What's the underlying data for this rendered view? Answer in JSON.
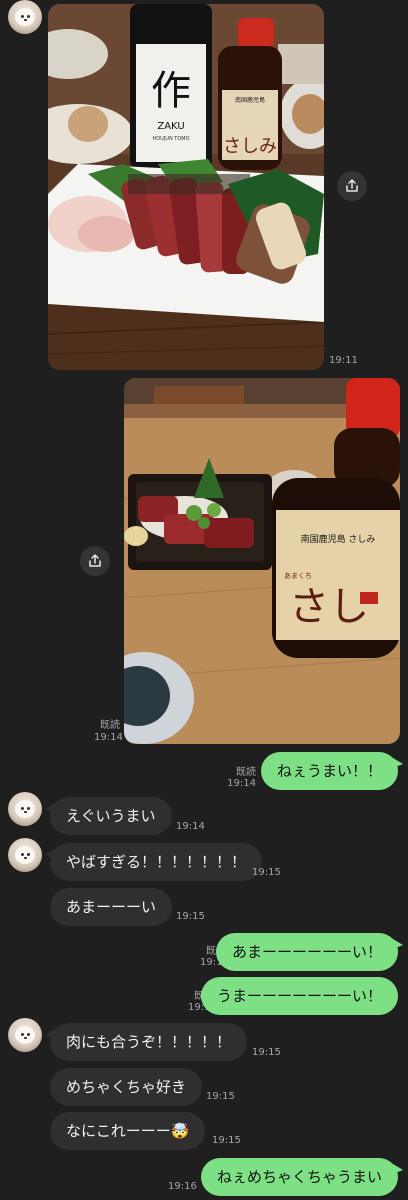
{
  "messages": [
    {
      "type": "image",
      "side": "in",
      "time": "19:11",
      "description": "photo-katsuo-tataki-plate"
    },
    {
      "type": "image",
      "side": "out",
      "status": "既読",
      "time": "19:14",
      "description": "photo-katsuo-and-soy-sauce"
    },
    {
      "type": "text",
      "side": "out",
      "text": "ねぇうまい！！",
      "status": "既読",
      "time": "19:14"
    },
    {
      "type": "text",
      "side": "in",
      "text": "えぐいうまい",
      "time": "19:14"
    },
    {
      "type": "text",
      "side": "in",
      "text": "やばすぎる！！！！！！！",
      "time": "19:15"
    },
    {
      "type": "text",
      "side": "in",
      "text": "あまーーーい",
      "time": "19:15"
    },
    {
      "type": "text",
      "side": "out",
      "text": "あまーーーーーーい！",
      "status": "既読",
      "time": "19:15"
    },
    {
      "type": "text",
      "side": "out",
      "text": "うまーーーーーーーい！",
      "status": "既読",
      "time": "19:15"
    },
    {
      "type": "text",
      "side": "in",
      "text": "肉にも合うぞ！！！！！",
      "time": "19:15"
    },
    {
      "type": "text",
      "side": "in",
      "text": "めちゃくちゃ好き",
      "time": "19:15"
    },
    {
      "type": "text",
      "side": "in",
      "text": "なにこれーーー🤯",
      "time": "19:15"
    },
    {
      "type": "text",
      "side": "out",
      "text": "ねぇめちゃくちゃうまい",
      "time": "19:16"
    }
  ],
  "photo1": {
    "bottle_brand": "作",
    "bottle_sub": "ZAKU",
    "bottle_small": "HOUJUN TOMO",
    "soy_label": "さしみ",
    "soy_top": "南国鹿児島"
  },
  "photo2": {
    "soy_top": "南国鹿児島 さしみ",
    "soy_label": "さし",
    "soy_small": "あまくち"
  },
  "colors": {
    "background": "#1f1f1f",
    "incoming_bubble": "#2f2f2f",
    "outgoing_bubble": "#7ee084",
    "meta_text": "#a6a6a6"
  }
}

§

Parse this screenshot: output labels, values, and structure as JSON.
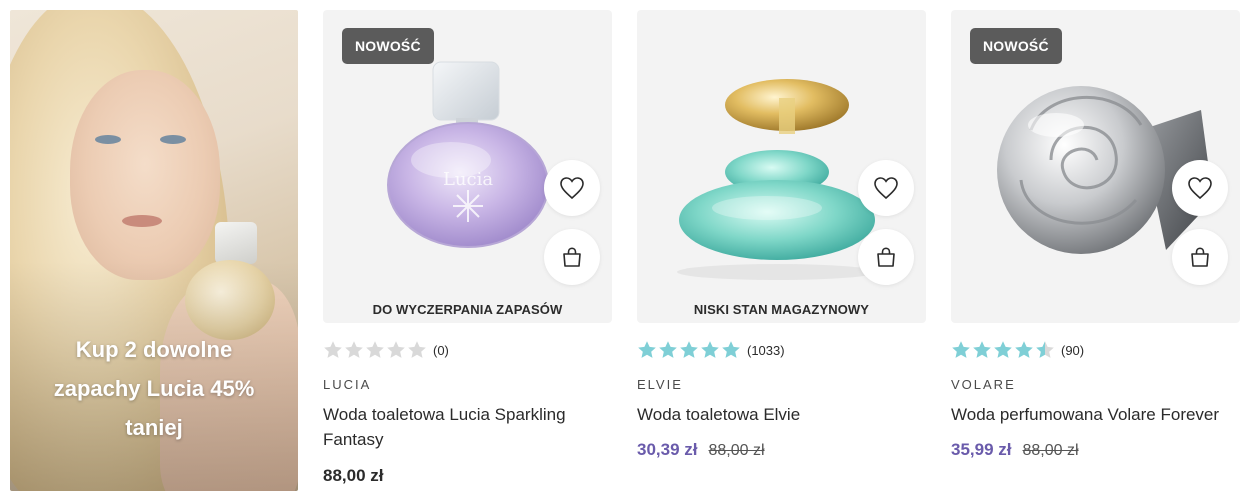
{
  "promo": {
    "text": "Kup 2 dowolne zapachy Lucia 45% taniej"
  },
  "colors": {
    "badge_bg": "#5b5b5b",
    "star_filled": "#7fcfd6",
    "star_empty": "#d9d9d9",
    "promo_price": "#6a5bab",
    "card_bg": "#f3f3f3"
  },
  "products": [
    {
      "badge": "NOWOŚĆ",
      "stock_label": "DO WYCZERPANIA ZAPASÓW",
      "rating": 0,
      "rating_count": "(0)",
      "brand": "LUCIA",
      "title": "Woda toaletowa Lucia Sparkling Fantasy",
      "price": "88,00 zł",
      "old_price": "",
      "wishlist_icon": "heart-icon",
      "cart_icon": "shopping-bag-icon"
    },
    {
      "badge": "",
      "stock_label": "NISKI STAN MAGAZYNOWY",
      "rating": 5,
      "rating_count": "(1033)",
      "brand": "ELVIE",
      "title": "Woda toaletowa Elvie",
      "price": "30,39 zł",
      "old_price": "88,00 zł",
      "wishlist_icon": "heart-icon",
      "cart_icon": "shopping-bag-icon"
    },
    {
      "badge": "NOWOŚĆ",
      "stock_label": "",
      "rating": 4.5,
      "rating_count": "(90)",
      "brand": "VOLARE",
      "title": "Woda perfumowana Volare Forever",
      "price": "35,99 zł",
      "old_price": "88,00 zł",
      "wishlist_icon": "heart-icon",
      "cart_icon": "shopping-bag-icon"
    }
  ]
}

§

◆ Stated task: Each line of the data that includes the word "JSON" counts once; report the total and nothing more.

◆ In response: 2